* start PROVIDED RECORDS *

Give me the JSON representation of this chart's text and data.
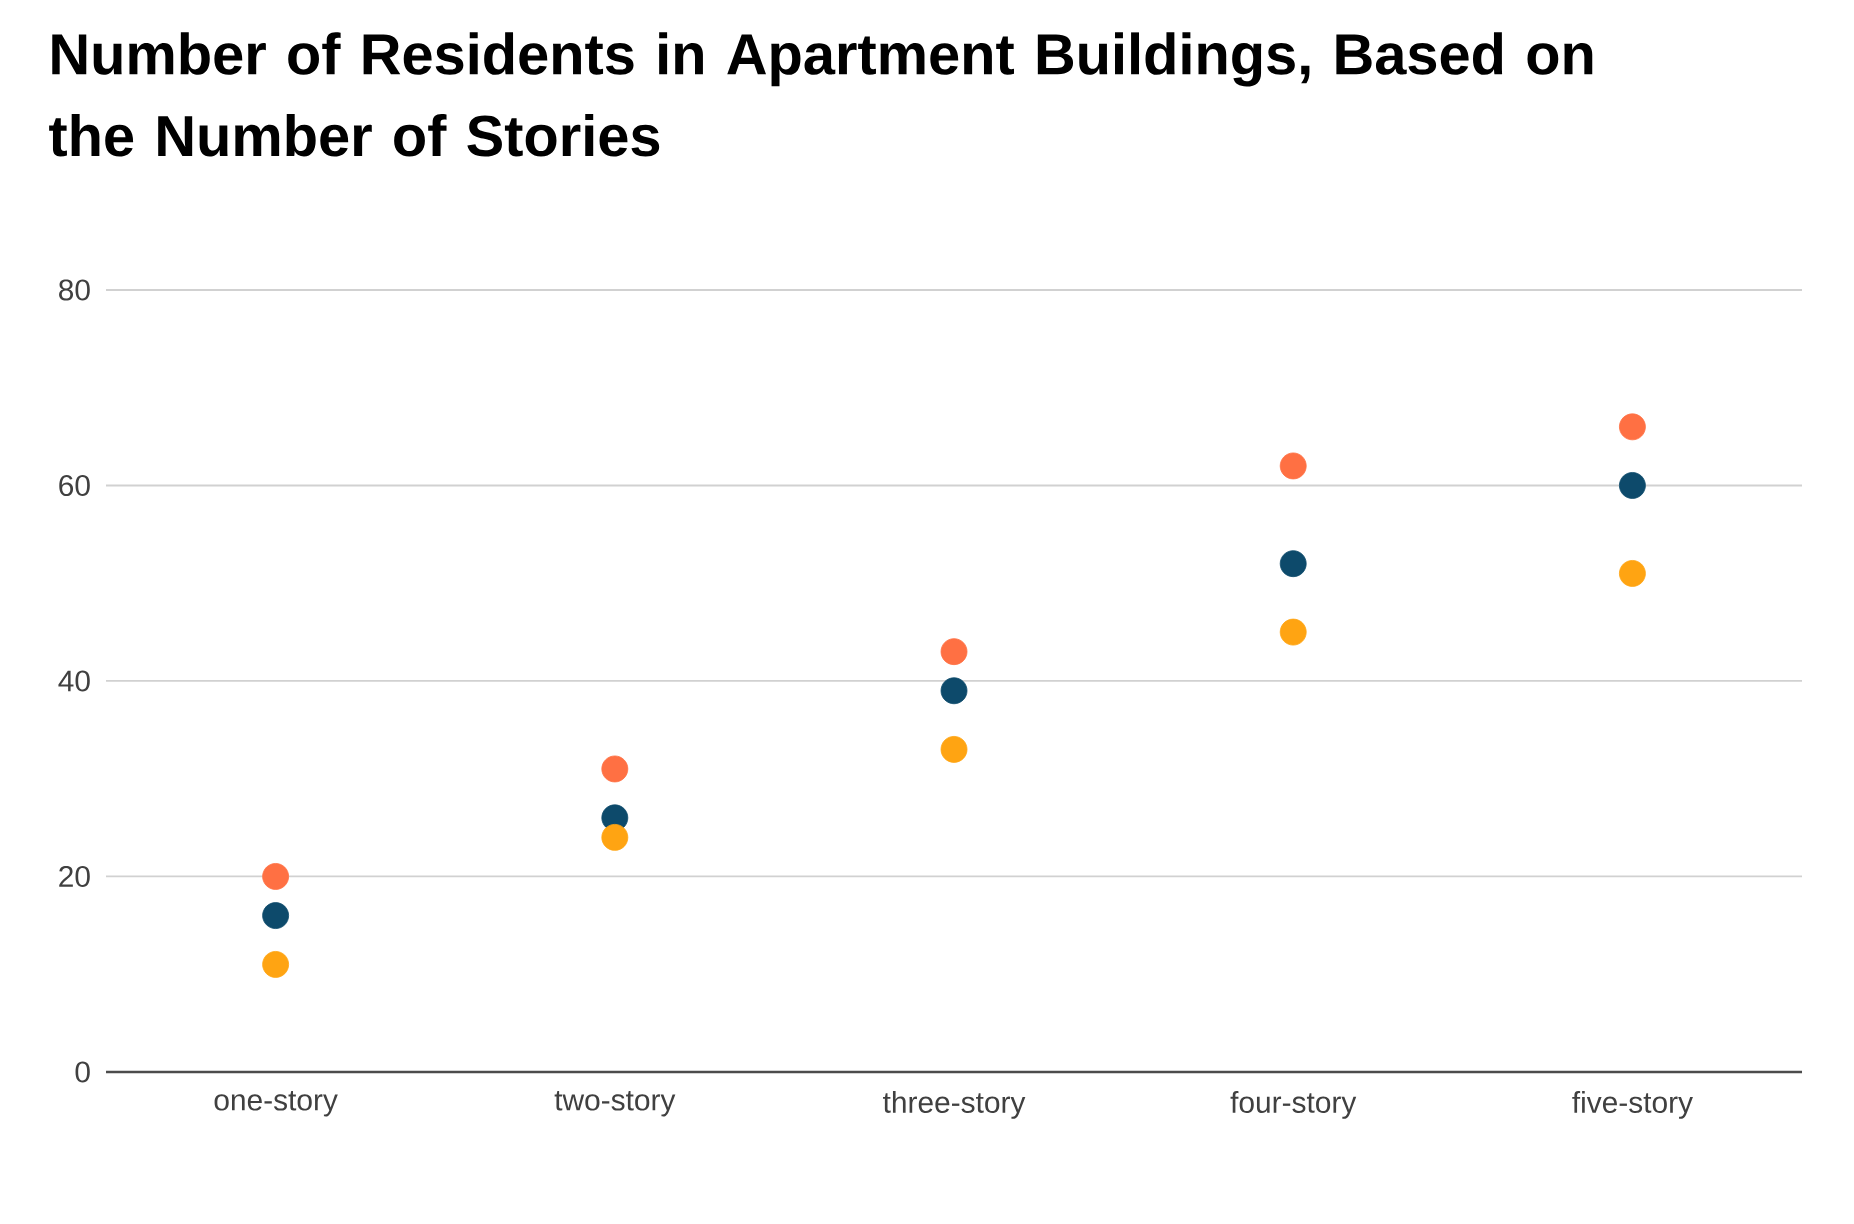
{
  "chart_data": {
    "type": "scatter",
    "title": "Number of Residents in Apartment Buildings, Based on the Number of Stories",
    "categories": [
      "one-story",
      "two-story",
      "three-story",
      "four-story",
      "five-story"
    ],
    "series": [
      {
        "color": "#ff7043",
        "values": [
          20,
          31,
          43,
          62,
          66
        ]
      },
      {
        "color": "#0d4a6b",
        "values": [
          16,
          26,
          39,
          52,
          60
        ]
      },
      {
        "color": "#ffa412",
        "values": [
          11,
          24,
          33,
          45,
          51
        ]
      }
    ],
    "ylim": [
      0,
      80
    ],
    "yticks": [
      0,
      20,
      40,
      60,
      80
    ],
    "grid": "y",
    "marker": "circle"
  }
}
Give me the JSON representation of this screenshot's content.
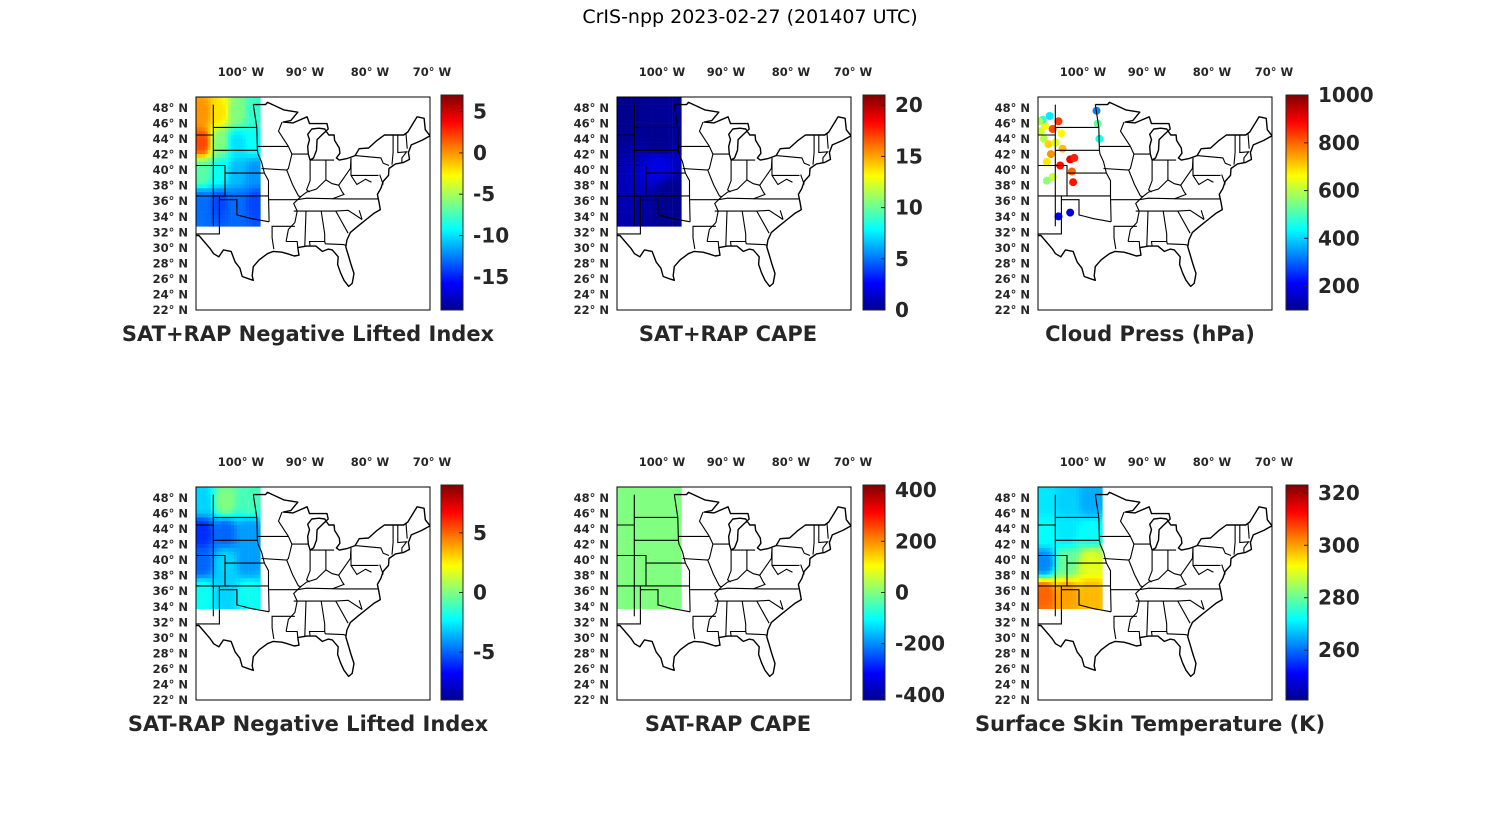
{
  "figure": {
    "title": "CrIS-npp 2023-02-27 (201407 UTC)"
  },
  "colormap": {
    "name": "jet",
    "stops": [
      "#00008f",
      "#0000ff",
      "#0080ff",
      "#00ffff",
      "#80ff80",
      "#ffff00",
      "#ff8000",
      "#ff0000",
      "#800000"
    ]
  },
  "chart_data": [
    {
      "type": "heatmap",
      "title": "SAT+RAP Negative Lifted Index",
      "map_extent": {
        "lon": [
          -107,
          -67
        ],
        "lat": [
          22,
          50
        ]
      },
      "x_ticks": [
        "100° W",
        "90° W",
        "80° W",
        "70° W"
      ],
      "y_ticks": [
        "48° N",
        "46° N",
        "44° N",
        "42° N",
        "40° N",
        "38° N",
        "36° N",
        "34° N",
        "32° N",
        "30° N",
        "28° N",
        "26° N",
        "24° N",
        "22° N"
      ],
      "colorbar": {
        "range": [
          -19,
          7
        ],
        "ticks": [
          5,
          0,
          -5,
          -10,
          -15
        ]
      },
      "data_region": {
        "lon": [
          -107,
          -96
        ],
        "lat": [
          33,
          50
        ]
      },
      "field_samples": [
        {
          "lon": -106,
          "lat": 48,
          "value": 0
        },
        {
          "lon": -103,
          "lat": 48,
          "value": -2
        },
        {
          "lon": -100,
          "lat": 48,
          "value": -6
        },
        {
          "lon": -97,
          "lat": 48,
          "value": -8
        },
        {
          "lon": -106,
          "lat": 44,
          "value": 2
        },
        {
          "lon": -103,
          "lat": 44,
          "value": -6
        },
        {
          "lon": -100,
          "lat": 44,
          "value": -10
        },
        {
          "lon": -97,
          "lat": 44,
          "value": -9
        },
        {
          "lon": -106,
          "lat": 40,
          "value": -7
        },
        {
          "lon": -103,
          "lat": 40,
          "value": -9
        },
        {
          "lon": -100,
          "lat": 40,
          "value": -11
        },
        {
          "lon": -97,
          "lat": 40,
          "value": -12
        },
        {
          "lon": -106,
          "lat": 36,
          "value": -13
        },
        {
          "lon": -103,
          "lat": 36,
          "value": -14
        },
        {
          "lon": -100,
          "lat": 36,
          "value": -13
        },
        {
          "lon": -97,
          "lat": 36,
          "value": -14
        }
      ]
    },
    {
      "type": "heatmap",
      "title": "SAT+RAP CAPE",
      "map_extent": {
        "lon": [
          -107,
          -67
        ],
        "lat": [
          22,
          50
        ]
      },
      "x_ticks": [
        "100° W",
        "90° W",
        "80° W",
        "70° W"
      ],
      "y_ticks": [
        "48° N",
        "46° N",
        "44° N",
        "42° N",
        "40° N",
        "38° N",
        "36° N",
        "34° N",
        "32° N",
        "30° N",
        "28° N",
        "26° N",
        "24° N",
        "22° N"
      ],
      "colorbar": {
        "range": [
          0,
          21
        ],
        "ticks": [
          20,
          15,
          10,
          5,
          0
        ]
      },
      "data_region": {
        "lon": [
          -107,
          -96
        ],
        "lat": [
          33,
          50
        ]
      },
      "field_samples": [
        {
          "lon": -106,
          "lat": 48,
          "value": 0
        },
        {
          "lon": -100,
          "lat": 44,
          "value": 0
        },
        {
          "lon": -100,
          "lat": 41,
          "value": 2
        },
        {
          "lon": -98,
          "lat": 37,
          "value": 0
        }
      ]
    },
    {
      "type": "scatter",
      "title": "Cloud Press (hPa)",
      "map_extent": {
        "lon": [
          -107,
          -67
        ],
        "lat": [
          22,
          50
        ]
      },
      "x_ticks": [
        "100° W",
        "90° W",
        "80° W",
        "70° W"
      ],
      "y_ticks": [
        "48° N",
        "46° N",
        "44° N",
        "42° N",
        "40° N",
        "38° N",
        "36° N",
        "34° N",
        "32° N",
        "30° N",
        "28° N",
        "26° N",
        "24° N",
        "22° N"
      ],
      "colorbar": {
        "range": [
          100,
          1000
        ],
        "ticks": [
          1000,
          800,
          600,
          400,
          200
        ]
      },
      "points": [
        {
          "lon": -106.5,
          "lat": 45.5,
          "value": 620
        },
        {
          "lon": -105.8,
          "lat": 46.2,
          "value": 650
        },
        {
          "lon": -104.5,
          "lat": 45.8,
          "value": 820
        },
        {
          "lon": -106.0,
          "lat": 44.5,
          "value": 600
        },
        {
          "lon": -105.2,
          "lat": 43.8,
          "value": 700
        },
        {
          "lon": -104.0,
          "lat": 44.0,
          "value": 640
        },
        {
          "lon": -103.0,
          "lat": 45.2,
          "value": 660
        },
        {
          "lon": -103.5,
          "lat": 46.8,
          "value": 840
        },
        {
          "lon": -102.8,
          "lat": 43.2,
          "value": 720
        },
        {
          "lon": -104.8,
          "lat": 42.5,
          "value": 760
        },
        {
          "lon": -105.5,
          "lat": 41.5,
          "value": 680
        },
        {
          "lon": -103.2,
          "lat": 41.0,
          "value": 880
        },
        {
          "lon": -101.5,
          "lat": 41.8,
          "value": 900
        },
        {
          "lon": -100.8,
          "lat": 42.0,
          "value": 860
        },
        {
          "lon": -101.2,
          "lat": 40.2,
          "value": 800
        },
        {
          "lon": -101.0,
          "lat": 38.8,
          "value": 870
        },
        {
          "lon": -104.5,
          "lat": 39.5,
          "value": 620
        },
        {
          "lon": -105.5,
          "lat": 39.0,
          "value": 560
        },
        {
          "lon": -97.0,
          "lat": 48.2,
          "value": 330
        },
        {
          "lon": -96.8,
          "lat": 46.5,
          "value": 520
        },
        {
          "lon": -96.5,
          "lat": 44.5,
          "value": 460
        },
        {
          "lon": -105.0,
          "lat": 47.5,
          "value": 420
        },
        {
          "lon": -106.2,
          "lat": 47.0,
          "value": 470
        },
        {
          "lon": -106.8,
          "lat": 46.8,
          "value": 590
        },
        {
          "lon": -101.5,
          "lat": 34.8,
          "value": 180
        },
        {
          "lon": -103.5,
          "lat": 34.3,
          "value": 200
        }
      ]
    },
    {
      "type": "heatmap",
      "title": "SAT-RAP Negative Lifted Index",
      "map_extent": {
        "lon": [
          -107,
          -67
        ],
        "lat": [
          22,
          50
        ]
      },
      "x_ticks": [
        "100° W",
        "90° W",
        "80° W",
        "70° W"
      ],
      "y_ticks": [
        "48° N",
        "46° N",
        "44° N",
        "42° N",
        "40° N",
        "38° N",
        "36° N",
        "34° N",
        "32° N",
        "30° N",
        "28° N",
        "26° N",
        "24° N",
        "22° N"
      ],
      "colorbar": {
        "range": [
          -9,
          9
        ],
        "ticks": [
          5,
          0,
          -5
        ]
      },
      "data_region": {
        "lon": [
          -107,
          -96
        ],
        "lat": [
          34,
          50
        ]
      },
      "field_samples": [
        {
          "lon": -106,
          "lat": 48,
          "value": -3
        },
        {
          "lon": -102,
          "lat": 48,
          "value": 0
        },
        {
          "lon": -98,
          "lat": 48,
          "value": -1
        },
        {
          "lon": -106,
          "lat": 44,
          "value": -6
        },
        {
          "lon": -102,
          "lat": 44,
          "value": -5
        },
        {
          "lon": -98,
          "lat": 44,
          "value": -4
        },
        {
          "lon": -106,
          "lat": 40,
          "value": -5
        },
        {
          "lon": -102,
          "lat": 40,
          "value": -3
        },
        {
          "lon": -98,
          "lat": 40,
          "value": -4
        },
        {
          "lon": -106,
          "lat": 36,
          "value": -2
        },
        {
          "lon": -102,
          "lat": 36,
          "value": -3
        },
        {
          "lon": -98,
          "lat": 36,
          "value": -2
        }
      ]
    },
    {
      "type": "heatmap",
      "title": "SAT-RAP CAPE",
      "map_extent": {
        "lon": [
          -107,
          -67
        ],
        "lat": [
          22,
          50
        ]
      },
      "x_ticks": [
        "100° W",
        "90° W",
        "80° W",
        "70° W"
      ],
      "y_ticks": [
        "48° N",
        "46° N",
        "44° N",
        "42° N",
        "40° N",
        "38° N",
        "36° N",
        "34° N",
        "32° N",
        "30° N",
        "28° N",
        "26° N",
        "24° N",
        "22° N"
      ],
      "colorbar": {
        "range": [
          -420,
          420
        ],
        "ticks": [
          400,
          200,
          0,
          -200,
          -400
        ]
      },
      "data_region": {
        "lon": [
          -107,
          -96
        ],
        "lat": [
          34,
          50
        ]
      },
      "field_samples": [
        {
          "lon": -106,
          "lat": 48,
          "value": 0
        },
        {
          "lon": -100,
          "lat": 44,
          "value": 0
        },
        {
          "lon": -102,
          "lat": 38,
          "value": 0
        },
        {
          "lon": -98,
          "lat": 36,
          "value": 0
        }
      ]
    },
    {
      "type": "heatmap",
      "title": "Surface Skin Temperature (K)",
      "map_extent": {
        "lon": [
          -107,
          -67
        ],
        "lat": [
          22,
          50
        ]
      },
      "x_ticks": [
        "100° W",
        "90° W",
        "80° W",
        "70° W"
      ],
      "y_ticks": [
        "48° N",
        "46° N",
        "44° N",
        "42° N",
        "40° N",
        "38° N",
        "36° N",
        "34° N",
        "32° N",
        "30° N",
        "28° N",
        "26° N",
        "24° N",
        "22° N"
      ],
      "colorbar": {
        "range": [
          241,
          323
        ],
        "ticks": [
          320,
          300,
          280,
          260
        ]
      },
      "data_region": {
        "lon": [
          -107,
          -96
        ],
        "lat": [
          34,
          50
        ]
      },
      "field_samples": [
        {
          "lon": -106,
          "lat": 48,
          "value": 270
        },
        {
          "lon": -102,
          "lat": 48,
          "value": 268
        },
        {
          "lon": -98,
          "lat": 48,
          "value": 265
        },
        {
          "lon": -106,
          "lat": 44,
          "value": 272
        },
        {
          "lon": -102,
          "lat": 44,
          "value": 270
        },
        {
          "lon": -98,
          "lat": 44,
          "value": 272
        },
        {
          "lon": -106,
          "lat": 40,
          "value": 262
        },
        {
          "lon": -102,
          "lat": 40,
          "value": 280
        },
        {
          "lon": -98,
          "lat": 40,
          "value": 290
        },
        {
          "lon": -106,
          "lat": 36,
          "value": 305
        },
        {
          "lon": -102,
          "lat": 36,
          "value": 300
        },
        {
          "lon": -98,
          "lat": 36,
          "value": 298
        }
      ]
    }
  ]
}
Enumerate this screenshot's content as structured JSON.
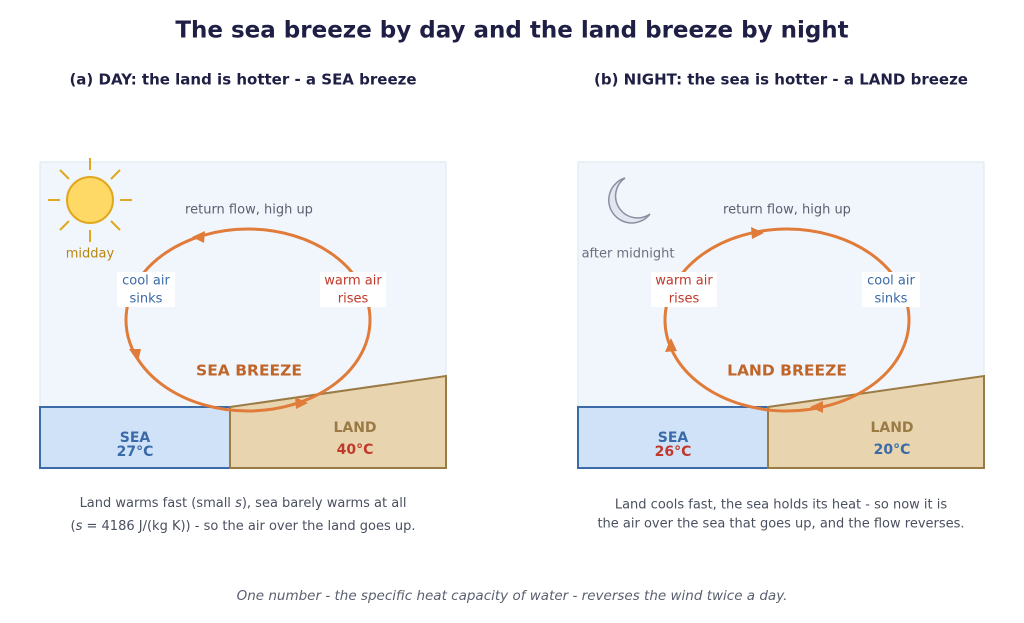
{
  "title": "The sea breeze by day and the land breeze by night",
  "panels": [
    {
      "heading": "(a) DAY: the land is hotter - a SEA breeze",
      "sky_label": "midday",
      "top_label": "return flow, high up",
      "left_label": [
        "cool air",
        "sinks"
      ],
      "right_label": [
        "warm air",
        "rises"
      ],
      "breeze": "SEA BREEZE",
      "sea": {
        "name": "SEA",
        "temp": "27°C"
      },
      "land": {
        "name": "LAND",
        "temp": "40°C"
      },
      "caption": [
        [
          "Land warms fast (small ",
          "s",
          "), sea barely warms at all"
        ],
        [
          "(",
          "s",
          " = 4186 J/(kg K)) - so the air over the land goes up."
        ]
      ]
    },
    {
      "heading": "(b) NIGHT: the sea is hotter - a LAND breeze",
      "sky_label": "after midnight",
      "top_label": "return flow, high up",
      "left_label": [
        "warm air",
        "rises"
      ],
      "right_label": [
        "cool air",
        "sinks"
      ],
      "breeze": "LAND BREEZE",
      "sea": {
        "name": "SEA",
        "temp": "26°C"
      },
      "land": {
        "name": "LAND",
        "temp": "20°C"
      },
      "caption": [
        [
          "Land cools fast, the sea holds its heat - so now it is"
        ],
        [
          "the air over the sea that goes up, and the flow reverses."
        ]
      ]
    }
  ],
  "footer": "One number - the specific heat capacity of water - reverses the wind twice a day."
}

* end PROVIDED RECORDS *

PROBLEM STATEMENT: Find out how many lines in the listing contain the string "this". Give the number alone.

TASK SOLUTION: 3